━━ INPUT DATA ━━

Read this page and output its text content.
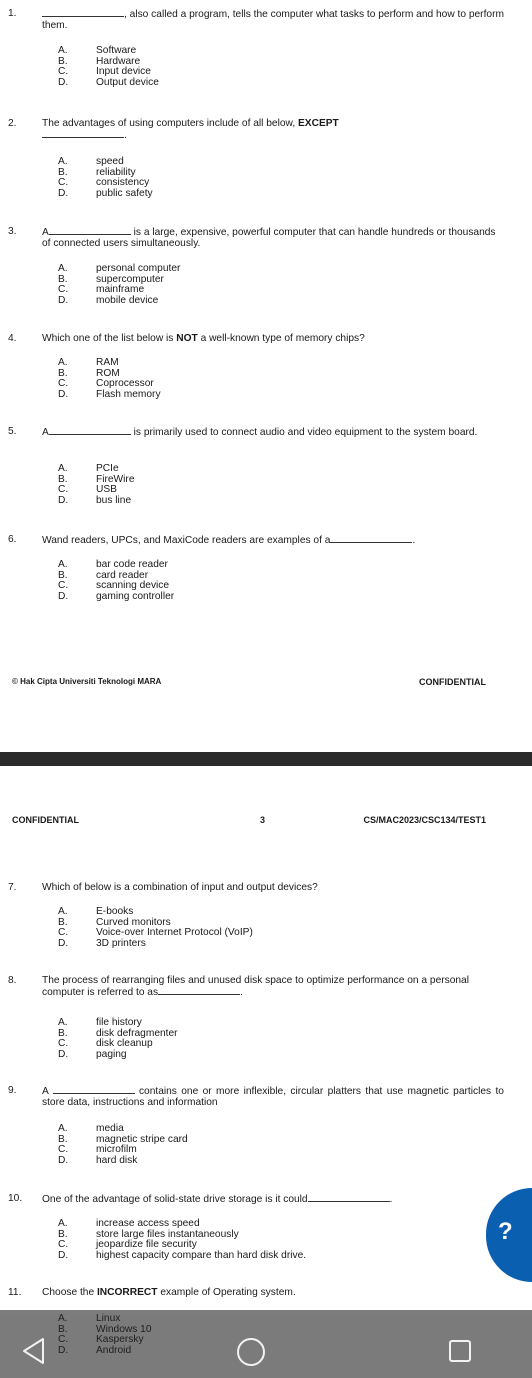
1.	, also called a program, tells the computer what tasks to perform and how to perform them.
A.	Software
B.	Hardware
C.	Input device
D.	Output device
2.	The advantages of using computers include of all below, EXCEPT
.
A.	speed
B.	reliability
C.	consistency
D.	public safety
3.	A	is a large, expensive, powerful computer that can handle hundreds or thousands of connected users simultaneously.
A.	personal computer
B.	supercomputer
C.	mainframe
D.	mobile device
4.	Which one of the list below is NOT a well-known type of memory chips?
A.	RAM
B.	ROM
C.	Coprocessor
D.	Flash memory
5.	A	is primarily used to connect audio and video equipment to the system board.
A.	PCIe
B.	FireWire
C.	USB
D.	bus line
6.	Wand readers, UPCs, and MaxiCode readers are examples of a	.
A.	bar code reader
B.	card reader
C.	scanning device
D.	gaming controller
© Hak Cipta Universiti Teknologi MARA	CONFIDENTIAL
CONFIDENTIAL	3	CS/MAC2023/CSC134/TEST1
7.	Which of below is a combination of input and output devices?
A.	E-books
B.	Curved monitors
C.	Voice-over Internet Protocol (VoIP)
D.	3D printers
8.	The process of rearranging files and unused disk space to optimize performance on a personal computer is referred to as	.
A.	file history
B.	disk defragmenter
C.	disk cleanup
D.	paging
9.	A	contains one or more inflexible, circular platters that use magnetic particles to store data, instructions and information
A.	media
B.	magnetic stripe card
C.	microfilm
D.	hard disk
10. One of the advantage of solid-state drive storage is it could	.
A.	increase access speed
B.	store large files instantaneously
C.	jeopardize file security
D.	highest capacity compare than hard disk drive.
11. Choose the INCORRECT example of Operating system.
?
A.	Linux
B.	Windows 10
C.	Kaspersky
D.	Android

━━━

▶ GIVEN INSTRUCTION:
Return each line of the data that contains the string "below".

▶ RESPONSE TO THIS EXERCISE:
2.	The advantages of using computers include of all below, EXCEPT
4.	Which one of the list below is NOT a well-known type of memory chips?
7.	Which of below is a combination of input and output devices?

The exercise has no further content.